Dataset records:
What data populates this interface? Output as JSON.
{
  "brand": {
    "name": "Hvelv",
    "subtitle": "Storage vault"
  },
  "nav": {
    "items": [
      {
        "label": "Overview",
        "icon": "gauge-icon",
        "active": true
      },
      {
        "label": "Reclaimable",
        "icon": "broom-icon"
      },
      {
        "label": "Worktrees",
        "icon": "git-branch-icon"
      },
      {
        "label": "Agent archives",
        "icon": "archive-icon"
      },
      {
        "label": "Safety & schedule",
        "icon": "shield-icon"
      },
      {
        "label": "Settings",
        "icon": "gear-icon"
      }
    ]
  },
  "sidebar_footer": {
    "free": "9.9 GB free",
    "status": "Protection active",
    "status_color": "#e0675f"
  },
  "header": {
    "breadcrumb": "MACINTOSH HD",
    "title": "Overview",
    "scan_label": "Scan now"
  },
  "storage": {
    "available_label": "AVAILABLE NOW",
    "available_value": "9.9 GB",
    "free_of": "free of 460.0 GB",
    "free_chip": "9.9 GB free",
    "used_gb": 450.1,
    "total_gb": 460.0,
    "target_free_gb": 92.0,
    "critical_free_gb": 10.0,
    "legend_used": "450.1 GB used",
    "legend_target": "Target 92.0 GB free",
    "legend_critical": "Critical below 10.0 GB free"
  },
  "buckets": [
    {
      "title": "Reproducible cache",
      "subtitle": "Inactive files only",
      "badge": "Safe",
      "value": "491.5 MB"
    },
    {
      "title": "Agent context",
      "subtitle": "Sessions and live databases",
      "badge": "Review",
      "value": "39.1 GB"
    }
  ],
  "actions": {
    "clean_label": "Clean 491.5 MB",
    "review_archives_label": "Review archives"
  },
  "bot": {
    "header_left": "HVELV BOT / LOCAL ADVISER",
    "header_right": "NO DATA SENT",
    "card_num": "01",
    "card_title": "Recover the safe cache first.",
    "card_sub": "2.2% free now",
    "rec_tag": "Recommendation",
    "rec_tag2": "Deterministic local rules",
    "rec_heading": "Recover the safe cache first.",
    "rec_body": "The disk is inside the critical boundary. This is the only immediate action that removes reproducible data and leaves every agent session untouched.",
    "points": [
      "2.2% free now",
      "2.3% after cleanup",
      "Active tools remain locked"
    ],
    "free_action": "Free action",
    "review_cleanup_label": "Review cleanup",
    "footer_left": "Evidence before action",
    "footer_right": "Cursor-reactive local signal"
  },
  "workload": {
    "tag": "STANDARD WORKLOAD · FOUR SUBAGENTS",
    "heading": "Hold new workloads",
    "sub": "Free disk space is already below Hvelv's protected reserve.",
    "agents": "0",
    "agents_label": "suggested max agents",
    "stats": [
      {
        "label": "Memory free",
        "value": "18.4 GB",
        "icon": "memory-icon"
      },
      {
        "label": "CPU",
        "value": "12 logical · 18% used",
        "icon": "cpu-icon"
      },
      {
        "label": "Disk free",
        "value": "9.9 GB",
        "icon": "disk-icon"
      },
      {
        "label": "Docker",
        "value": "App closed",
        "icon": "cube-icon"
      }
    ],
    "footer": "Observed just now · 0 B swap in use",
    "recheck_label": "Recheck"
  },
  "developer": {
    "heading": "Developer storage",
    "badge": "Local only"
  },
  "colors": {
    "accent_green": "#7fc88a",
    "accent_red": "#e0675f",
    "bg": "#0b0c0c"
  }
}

◆ Task ◆
Identify and list each line with the word "first".

◆ The answer ◆
    "card_title": "Recover the safe cache first.",
    "rec_heading": "Recover the safe cache first.",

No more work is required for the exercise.